Directions for this task: Wherever "文科综合" appears in a line, copy that line.

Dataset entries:
>> BEGIN

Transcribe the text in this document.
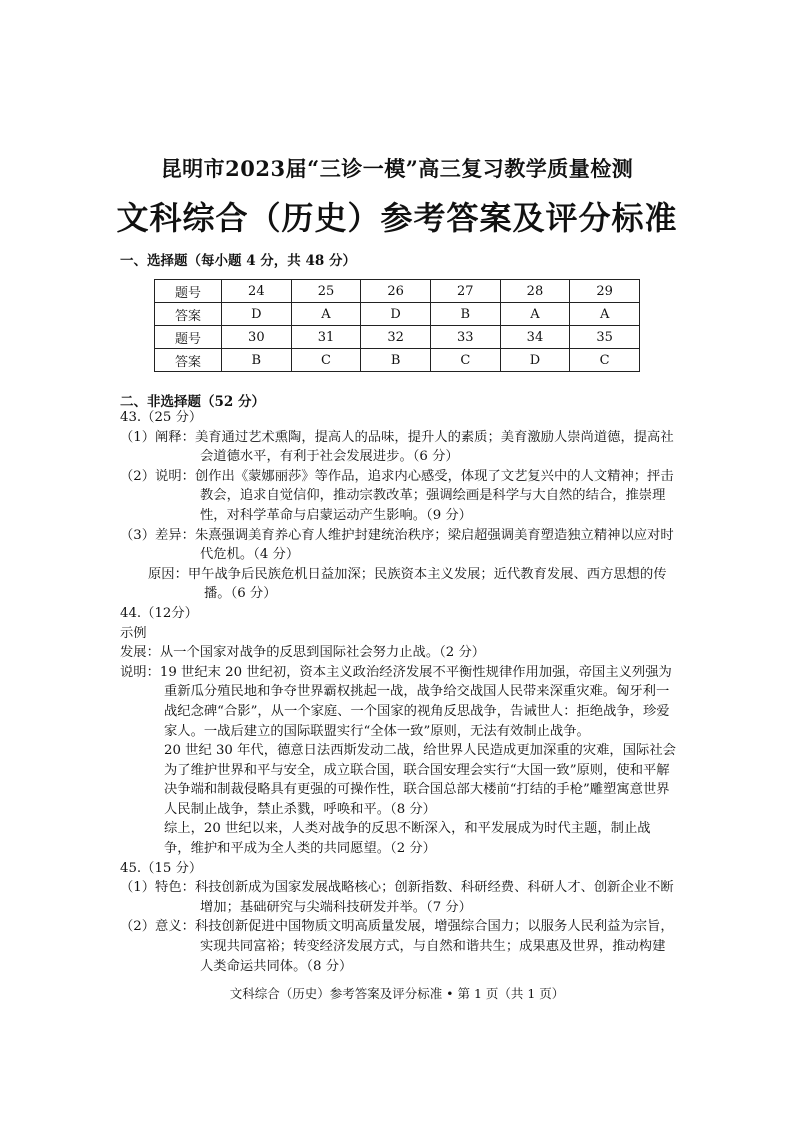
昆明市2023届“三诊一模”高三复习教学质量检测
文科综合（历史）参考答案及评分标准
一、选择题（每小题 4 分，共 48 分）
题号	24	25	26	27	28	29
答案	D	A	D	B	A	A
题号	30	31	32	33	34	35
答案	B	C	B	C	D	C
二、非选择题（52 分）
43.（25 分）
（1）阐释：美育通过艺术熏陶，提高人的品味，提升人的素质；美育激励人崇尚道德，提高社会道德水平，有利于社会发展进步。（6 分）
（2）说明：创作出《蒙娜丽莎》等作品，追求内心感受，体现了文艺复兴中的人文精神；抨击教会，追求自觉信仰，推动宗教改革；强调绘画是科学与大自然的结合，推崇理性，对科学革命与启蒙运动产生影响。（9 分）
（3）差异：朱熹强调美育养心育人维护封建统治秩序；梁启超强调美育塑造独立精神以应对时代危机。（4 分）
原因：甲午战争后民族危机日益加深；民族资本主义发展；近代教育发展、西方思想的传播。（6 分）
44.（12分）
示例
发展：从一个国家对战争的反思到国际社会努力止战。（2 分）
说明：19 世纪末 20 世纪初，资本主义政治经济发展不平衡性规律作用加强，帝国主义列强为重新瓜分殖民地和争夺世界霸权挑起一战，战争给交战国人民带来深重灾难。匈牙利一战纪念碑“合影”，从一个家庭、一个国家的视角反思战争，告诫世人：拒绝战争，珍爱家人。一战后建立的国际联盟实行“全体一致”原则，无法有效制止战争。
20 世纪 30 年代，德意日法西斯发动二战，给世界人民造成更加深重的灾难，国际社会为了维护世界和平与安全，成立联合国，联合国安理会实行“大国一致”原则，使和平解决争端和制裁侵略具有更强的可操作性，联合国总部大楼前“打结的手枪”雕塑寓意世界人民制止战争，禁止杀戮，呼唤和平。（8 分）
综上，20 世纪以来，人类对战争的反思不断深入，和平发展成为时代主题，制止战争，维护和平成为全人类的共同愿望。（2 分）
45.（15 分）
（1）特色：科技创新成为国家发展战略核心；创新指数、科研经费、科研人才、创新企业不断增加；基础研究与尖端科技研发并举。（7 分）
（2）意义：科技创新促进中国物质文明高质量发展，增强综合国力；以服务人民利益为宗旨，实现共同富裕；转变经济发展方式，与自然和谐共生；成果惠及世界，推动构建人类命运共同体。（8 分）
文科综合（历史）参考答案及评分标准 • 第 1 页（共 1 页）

>> END

Correct response:
文科综合（历史）参考答案及评分标准
文科综合（历史）参考答案及评分标准 • 第 1 页（共 1 页）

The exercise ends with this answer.